**Problems to solve:**
1. In the Dapper article below, what does the Blotter service graph?
2. List every format or channel named in the Dapper article through which extracted data can be worked with and displayed.

=== Text ===

A new service called Blotter from startup Dapper (dappit.com) is getting some good coverage around the blogosphere today. Blotter graphs Technorati data for any blog over time. Most exciting to me though is Dapper’s basic service, just launched this week. The company says it’s effectively offering an easy way to create an API from any website. This might look like crass screen scraping on the surface, but the company aims to offer some legitimate, valuable services and set up a means to respect copyright. The site is clearly useful now.
Dapper provides a point and click GUI to extract data from any web site that can then be worked with and displayed via XML, HTML, RSS, email alerts, Google Maps, Google Gadgets, a javascript image loop or JSON. The site could use a UI overhaul to make it easier for nontechnical users and copyright issues will have to be dealt with. That said, Dapper is pretty awesome.
Dapper is lead by Jon Aizen, a Cornel CS graduate who’s worked on the Alexa Archive and the Internet Archive and CEO Eran Shir. Aizen says the company aims ultimately to offer a marketplace for content reuse through Dapper, allowing publishers to set the terms and prices for any creative reuse of their published content. This is the kind of thing that it takes serious negotiation to do today, but Dapper has the potential to make such deals far easier for far more people. For developers Dapper will just save time, Aizen says.
Here’s how it works. Users identify a web site they are interested in extracting data from and view it through the Dapper virtual browser. Aizen showed my how to do it using Digg as an example. I clicked on a story headline, on the number of diggs and the via URL field. I went to another page on the same site and did the same thing so that Dapper could clearly identify the fields I was interested in. I then went through the various tools available on the site to set certain conditions and threshholds and ended up with XML feeds I could do all kinds of things with. Like send me an email whenever there’s a TechCrunch story on the front page of digg, or when a search results page shows a TechCrunch story with more than 10 diggs. After I create an end product through the site, other users will be able (after a 24 hour period in which I can edit the project) to use my project either as is, altered to fit their needs or in the future, in combination with other projects.
The alerts are of most interest to me, but data from other sites can be mapped on Google Maps, turned into an RSS feed for sites that don’t publish feeds, turned into a slideshow if the data is in the form of images. Aizen says he’s created a tool for himself that runs feeds through Babblefish automatically and produces a translated feed. The possibilities are huge.
Privacy and licencing the technology so it runs on your own servers are both things the company is looking at for the future. Both are pretty key.
Though the company says the site is largely a proof of concept they are also seeking seed funding and it’s pretty usable already. Dapper says it’s aiming high: what Geocities did for static web pages, they want to do for dynamic content reuse. If they can find a good way to manage the rights pitfalls around reused content, and I’d like to believe it’s possible, then we may start seeing a lot of dazzling new ways to interact with data built via Dapper and popping up around the web.

=== Material provided ===

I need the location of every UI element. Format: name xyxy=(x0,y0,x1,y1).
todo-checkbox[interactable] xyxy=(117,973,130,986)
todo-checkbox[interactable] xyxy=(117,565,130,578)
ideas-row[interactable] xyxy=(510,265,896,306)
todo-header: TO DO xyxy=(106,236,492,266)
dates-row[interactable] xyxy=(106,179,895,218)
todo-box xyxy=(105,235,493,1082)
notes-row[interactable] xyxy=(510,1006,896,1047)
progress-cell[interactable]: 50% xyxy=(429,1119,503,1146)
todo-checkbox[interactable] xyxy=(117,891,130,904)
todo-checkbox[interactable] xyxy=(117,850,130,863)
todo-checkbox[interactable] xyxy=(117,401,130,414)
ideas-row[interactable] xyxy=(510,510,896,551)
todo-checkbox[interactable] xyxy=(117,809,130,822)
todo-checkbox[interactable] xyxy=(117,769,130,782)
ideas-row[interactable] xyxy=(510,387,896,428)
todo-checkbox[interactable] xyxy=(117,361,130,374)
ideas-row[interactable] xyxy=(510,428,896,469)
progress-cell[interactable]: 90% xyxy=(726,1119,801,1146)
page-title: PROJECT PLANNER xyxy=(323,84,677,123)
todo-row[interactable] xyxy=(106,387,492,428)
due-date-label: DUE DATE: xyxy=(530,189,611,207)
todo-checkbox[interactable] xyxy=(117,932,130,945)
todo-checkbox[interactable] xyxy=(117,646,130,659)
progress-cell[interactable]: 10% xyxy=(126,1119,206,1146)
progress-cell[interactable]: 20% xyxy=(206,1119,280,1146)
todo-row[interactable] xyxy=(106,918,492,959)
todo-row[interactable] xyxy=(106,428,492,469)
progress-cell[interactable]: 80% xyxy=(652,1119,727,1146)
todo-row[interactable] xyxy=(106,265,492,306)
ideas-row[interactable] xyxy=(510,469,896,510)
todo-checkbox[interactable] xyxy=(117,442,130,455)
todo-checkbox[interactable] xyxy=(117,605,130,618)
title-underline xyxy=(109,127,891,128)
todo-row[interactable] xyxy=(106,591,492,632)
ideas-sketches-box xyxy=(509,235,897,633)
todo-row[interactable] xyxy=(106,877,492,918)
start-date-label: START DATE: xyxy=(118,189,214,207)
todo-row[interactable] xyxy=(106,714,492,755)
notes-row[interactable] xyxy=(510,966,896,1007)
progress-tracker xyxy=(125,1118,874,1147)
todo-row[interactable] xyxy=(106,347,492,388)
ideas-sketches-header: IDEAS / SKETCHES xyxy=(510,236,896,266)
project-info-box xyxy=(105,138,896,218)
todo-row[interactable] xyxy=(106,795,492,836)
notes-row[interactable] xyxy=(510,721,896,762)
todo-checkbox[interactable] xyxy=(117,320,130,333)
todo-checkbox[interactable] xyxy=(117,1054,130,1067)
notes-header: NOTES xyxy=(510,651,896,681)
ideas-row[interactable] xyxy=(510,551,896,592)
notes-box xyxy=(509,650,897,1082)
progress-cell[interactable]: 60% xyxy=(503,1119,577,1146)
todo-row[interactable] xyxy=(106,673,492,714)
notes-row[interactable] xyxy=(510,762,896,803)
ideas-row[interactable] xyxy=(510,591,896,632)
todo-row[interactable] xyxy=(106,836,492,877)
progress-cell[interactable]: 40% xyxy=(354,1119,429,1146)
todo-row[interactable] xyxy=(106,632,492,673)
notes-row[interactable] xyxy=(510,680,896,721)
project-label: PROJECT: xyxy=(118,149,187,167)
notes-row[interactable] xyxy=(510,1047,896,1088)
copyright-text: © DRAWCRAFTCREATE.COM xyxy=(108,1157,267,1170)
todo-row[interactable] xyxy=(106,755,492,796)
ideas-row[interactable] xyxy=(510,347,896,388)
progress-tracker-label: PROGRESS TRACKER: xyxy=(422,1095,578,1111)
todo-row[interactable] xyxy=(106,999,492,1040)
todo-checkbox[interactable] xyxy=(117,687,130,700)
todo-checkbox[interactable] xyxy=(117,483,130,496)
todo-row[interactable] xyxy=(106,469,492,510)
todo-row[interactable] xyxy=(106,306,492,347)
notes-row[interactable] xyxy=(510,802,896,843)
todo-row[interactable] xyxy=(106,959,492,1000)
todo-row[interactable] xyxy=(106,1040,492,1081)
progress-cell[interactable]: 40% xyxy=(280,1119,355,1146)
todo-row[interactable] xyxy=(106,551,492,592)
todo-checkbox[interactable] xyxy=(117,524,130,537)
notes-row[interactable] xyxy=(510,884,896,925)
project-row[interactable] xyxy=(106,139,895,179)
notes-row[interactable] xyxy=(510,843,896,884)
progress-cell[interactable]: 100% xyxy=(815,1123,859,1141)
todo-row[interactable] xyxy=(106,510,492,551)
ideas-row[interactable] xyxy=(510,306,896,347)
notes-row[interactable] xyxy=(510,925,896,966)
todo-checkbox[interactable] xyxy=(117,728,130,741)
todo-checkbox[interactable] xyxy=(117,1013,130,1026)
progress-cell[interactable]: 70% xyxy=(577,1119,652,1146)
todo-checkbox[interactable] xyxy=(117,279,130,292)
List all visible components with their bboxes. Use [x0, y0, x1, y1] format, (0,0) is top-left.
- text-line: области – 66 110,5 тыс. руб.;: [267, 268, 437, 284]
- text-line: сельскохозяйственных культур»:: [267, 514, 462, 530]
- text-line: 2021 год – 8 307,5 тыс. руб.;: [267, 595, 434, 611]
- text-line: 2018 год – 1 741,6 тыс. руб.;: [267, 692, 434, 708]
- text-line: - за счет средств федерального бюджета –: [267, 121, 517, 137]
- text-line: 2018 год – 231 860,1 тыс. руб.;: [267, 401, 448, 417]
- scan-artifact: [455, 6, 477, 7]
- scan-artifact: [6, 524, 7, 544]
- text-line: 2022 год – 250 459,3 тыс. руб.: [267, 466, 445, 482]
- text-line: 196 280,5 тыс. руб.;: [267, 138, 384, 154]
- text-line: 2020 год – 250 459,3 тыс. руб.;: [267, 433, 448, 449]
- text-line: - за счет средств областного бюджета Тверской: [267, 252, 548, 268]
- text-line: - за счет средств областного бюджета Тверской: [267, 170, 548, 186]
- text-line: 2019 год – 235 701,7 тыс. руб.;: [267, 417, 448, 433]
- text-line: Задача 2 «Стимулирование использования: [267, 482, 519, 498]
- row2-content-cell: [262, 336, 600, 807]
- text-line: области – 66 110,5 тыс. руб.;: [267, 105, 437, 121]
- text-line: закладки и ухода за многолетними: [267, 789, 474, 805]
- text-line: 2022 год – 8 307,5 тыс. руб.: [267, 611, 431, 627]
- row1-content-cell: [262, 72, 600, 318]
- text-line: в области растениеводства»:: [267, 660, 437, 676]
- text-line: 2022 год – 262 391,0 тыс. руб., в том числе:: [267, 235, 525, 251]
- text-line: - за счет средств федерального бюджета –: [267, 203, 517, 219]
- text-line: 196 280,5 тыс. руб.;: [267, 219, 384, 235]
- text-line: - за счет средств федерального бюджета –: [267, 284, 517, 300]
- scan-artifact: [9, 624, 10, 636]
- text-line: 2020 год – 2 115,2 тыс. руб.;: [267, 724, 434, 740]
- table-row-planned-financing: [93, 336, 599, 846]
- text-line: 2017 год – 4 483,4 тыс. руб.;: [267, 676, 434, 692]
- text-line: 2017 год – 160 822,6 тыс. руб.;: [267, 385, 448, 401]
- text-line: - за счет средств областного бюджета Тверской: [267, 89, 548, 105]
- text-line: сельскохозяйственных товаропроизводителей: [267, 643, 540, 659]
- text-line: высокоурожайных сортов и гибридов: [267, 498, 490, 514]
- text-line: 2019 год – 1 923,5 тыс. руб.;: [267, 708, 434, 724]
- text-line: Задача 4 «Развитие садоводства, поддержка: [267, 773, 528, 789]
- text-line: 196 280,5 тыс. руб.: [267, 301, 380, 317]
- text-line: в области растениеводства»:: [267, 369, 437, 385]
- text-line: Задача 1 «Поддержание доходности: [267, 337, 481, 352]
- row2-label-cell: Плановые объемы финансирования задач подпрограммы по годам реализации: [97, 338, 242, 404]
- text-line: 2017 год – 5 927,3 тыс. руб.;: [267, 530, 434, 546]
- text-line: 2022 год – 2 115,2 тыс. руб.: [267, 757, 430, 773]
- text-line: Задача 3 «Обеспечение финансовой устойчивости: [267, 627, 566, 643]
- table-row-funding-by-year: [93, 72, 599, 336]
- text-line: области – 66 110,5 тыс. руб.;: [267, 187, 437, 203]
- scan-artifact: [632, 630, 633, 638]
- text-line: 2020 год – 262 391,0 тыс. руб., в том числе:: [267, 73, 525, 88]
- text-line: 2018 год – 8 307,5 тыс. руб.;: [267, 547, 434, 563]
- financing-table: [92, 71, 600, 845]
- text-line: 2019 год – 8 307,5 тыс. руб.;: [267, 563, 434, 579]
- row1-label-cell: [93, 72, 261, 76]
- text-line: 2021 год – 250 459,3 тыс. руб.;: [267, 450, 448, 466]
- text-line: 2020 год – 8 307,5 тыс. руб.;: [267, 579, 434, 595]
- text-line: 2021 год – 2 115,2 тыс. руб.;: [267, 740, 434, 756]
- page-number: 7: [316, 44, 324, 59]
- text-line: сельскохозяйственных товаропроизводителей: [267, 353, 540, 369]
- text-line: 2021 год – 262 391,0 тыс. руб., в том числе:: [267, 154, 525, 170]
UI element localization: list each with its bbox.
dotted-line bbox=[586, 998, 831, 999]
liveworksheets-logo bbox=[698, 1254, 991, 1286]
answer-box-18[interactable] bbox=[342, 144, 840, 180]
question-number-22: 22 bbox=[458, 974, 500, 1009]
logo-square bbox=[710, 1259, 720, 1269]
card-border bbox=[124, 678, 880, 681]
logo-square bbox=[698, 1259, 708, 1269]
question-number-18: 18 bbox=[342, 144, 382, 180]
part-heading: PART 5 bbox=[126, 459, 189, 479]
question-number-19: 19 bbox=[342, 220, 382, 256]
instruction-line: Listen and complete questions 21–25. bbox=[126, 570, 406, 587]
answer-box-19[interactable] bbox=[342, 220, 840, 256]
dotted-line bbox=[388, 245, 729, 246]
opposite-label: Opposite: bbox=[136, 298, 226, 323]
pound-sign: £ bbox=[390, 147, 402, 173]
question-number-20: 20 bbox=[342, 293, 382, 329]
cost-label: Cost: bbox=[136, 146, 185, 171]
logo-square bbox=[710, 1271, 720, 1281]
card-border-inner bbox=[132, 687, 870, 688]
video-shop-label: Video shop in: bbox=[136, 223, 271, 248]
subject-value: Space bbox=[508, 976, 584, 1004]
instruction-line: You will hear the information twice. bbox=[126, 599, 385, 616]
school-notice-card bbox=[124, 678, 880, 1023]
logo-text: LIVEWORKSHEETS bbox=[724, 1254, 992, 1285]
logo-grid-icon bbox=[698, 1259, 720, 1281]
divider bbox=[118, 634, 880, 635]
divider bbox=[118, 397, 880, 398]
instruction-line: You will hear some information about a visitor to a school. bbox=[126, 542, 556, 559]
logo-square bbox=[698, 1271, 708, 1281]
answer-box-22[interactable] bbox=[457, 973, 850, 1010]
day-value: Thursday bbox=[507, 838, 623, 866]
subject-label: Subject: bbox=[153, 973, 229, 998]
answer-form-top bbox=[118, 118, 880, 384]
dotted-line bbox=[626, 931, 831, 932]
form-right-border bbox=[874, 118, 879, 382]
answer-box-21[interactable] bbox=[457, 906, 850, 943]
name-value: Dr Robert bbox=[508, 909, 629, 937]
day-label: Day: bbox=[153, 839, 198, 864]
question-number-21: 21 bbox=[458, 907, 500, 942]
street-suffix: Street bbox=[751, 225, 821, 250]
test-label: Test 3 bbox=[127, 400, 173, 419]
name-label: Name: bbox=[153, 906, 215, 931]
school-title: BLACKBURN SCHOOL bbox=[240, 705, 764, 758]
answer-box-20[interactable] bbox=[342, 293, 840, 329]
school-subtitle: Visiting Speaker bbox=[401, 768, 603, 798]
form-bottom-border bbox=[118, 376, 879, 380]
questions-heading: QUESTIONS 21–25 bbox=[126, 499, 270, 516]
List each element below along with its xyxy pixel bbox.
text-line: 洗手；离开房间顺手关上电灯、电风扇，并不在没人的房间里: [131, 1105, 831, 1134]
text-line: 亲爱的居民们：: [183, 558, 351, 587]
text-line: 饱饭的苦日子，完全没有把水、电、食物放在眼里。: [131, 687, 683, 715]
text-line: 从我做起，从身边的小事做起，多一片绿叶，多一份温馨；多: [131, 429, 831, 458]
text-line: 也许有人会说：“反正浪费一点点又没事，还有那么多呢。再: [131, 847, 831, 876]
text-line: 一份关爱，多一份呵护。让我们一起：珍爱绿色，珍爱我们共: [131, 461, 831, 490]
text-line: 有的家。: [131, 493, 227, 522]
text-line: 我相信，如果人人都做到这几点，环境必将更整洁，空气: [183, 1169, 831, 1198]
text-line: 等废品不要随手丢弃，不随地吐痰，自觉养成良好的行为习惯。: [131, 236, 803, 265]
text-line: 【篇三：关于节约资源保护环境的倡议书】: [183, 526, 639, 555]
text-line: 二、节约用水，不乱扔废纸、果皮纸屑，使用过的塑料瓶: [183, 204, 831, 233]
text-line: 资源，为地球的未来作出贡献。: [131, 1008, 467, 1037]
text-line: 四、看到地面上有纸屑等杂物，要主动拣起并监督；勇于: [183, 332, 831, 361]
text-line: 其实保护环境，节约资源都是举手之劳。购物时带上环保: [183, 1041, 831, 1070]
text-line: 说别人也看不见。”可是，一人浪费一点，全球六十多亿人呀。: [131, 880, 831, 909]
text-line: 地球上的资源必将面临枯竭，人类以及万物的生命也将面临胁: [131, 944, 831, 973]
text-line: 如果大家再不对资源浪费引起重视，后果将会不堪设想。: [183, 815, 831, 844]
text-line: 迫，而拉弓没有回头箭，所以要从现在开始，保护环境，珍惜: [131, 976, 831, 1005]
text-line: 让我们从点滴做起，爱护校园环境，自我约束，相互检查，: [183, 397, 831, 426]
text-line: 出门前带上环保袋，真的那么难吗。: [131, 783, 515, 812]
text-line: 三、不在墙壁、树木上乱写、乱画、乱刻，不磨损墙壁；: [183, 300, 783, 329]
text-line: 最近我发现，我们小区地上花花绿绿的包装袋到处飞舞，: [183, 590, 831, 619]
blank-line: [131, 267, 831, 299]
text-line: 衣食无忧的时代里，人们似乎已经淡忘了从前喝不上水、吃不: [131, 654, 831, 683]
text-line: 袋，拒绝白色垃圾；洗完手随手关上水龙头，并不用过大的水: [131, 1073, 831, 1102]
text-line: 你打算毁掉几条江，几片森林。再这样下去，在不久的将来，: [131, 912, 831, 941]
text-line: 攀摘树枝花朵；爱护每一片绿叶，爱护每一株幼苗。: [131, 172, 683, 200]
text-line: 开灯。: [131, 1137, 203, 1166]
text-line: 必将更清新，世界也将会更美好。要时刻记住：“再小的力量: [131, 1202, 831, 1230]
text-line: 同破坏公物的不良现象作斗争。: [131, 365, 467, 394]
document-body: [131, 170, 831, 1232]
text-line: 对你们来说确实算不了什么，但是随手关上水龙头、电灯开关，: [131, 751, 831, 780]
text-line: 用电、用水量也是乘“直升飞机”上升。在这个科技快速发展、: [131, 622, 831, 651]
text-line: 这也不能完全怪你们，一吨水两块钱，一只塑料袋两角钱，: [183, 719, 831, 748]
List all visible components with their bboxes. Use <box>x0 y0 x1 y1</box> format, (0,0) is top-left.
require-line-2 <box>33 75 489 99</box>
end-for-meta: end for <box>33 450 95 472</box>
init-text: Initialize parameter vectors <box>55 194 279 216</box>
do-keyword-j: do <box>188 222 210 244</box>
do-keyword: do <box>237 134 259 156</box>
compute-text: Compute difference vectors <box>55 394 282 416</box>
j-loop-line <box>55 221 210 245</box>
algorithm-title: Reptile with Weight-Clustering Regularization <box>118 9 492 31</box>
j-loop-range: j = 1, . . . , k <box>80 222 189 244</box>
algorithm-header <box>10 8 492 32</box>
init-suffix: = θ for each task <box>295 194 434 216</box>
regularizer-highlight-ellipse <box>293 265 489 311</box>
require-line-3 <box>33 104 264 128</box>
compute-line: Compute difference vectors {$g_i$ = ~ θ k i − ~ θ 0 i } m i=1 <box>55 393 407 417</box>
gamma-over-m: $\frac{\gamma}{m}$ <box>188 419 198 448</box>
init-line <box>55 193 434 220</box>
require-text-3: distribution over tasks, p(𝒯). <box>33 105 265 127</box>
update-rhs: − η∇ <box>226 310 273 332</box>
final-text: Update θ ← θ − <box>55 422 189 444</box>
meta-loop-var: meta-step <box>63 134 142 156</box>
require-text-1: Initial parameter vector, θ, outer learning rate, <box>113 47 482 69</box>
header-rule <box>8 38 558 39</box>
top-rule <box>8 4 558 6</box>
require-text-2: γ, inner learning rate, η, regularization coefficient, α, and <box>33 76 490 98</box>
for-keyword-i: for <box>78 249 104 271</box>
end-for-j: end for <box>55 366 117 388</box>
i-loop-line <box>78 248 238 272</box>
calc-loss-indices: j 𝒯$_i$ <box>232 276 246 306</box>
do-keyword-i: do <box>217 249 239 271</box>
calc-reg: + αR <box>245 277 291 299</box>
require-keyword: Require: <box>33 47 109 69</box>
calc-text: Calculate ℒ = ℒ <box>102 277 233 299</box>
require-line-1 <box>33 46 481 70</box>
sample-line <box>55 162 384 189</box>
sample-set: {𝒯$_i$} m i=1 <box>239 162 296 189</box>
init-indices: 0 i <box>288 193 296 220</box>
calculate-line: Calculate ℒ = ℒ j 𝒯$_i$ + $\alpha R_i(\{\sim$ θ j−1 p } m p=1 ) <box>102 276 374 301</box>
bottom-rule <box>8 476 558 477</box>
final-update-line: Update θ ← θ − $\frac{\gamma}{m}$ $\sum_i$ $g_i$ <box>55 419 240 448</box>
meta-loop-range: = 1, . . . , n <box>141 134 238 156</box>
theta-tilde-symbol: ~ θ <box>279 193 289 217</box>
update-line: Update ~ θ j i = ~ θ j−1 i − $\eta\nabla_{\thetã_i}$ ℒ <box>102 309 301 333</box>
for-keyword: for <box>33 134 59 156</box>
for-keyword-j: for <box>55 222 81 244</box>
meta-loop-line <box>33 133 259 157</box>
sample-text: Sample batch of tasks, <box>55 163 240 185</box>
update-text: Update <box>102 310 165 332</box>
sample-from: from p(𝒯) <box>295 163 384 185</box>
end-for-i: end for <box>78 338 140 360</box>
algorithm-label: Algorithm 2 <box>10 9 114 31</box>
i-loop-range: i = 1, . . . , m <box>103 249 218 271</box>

===

**Answer list:**
1. Blotter graphs Technorati data for any blog over time.

2.
- XML
- HTML
- RSS
- Email alerts
- Google Maps
- Google Gadgets
- A javascript image loop
- JSON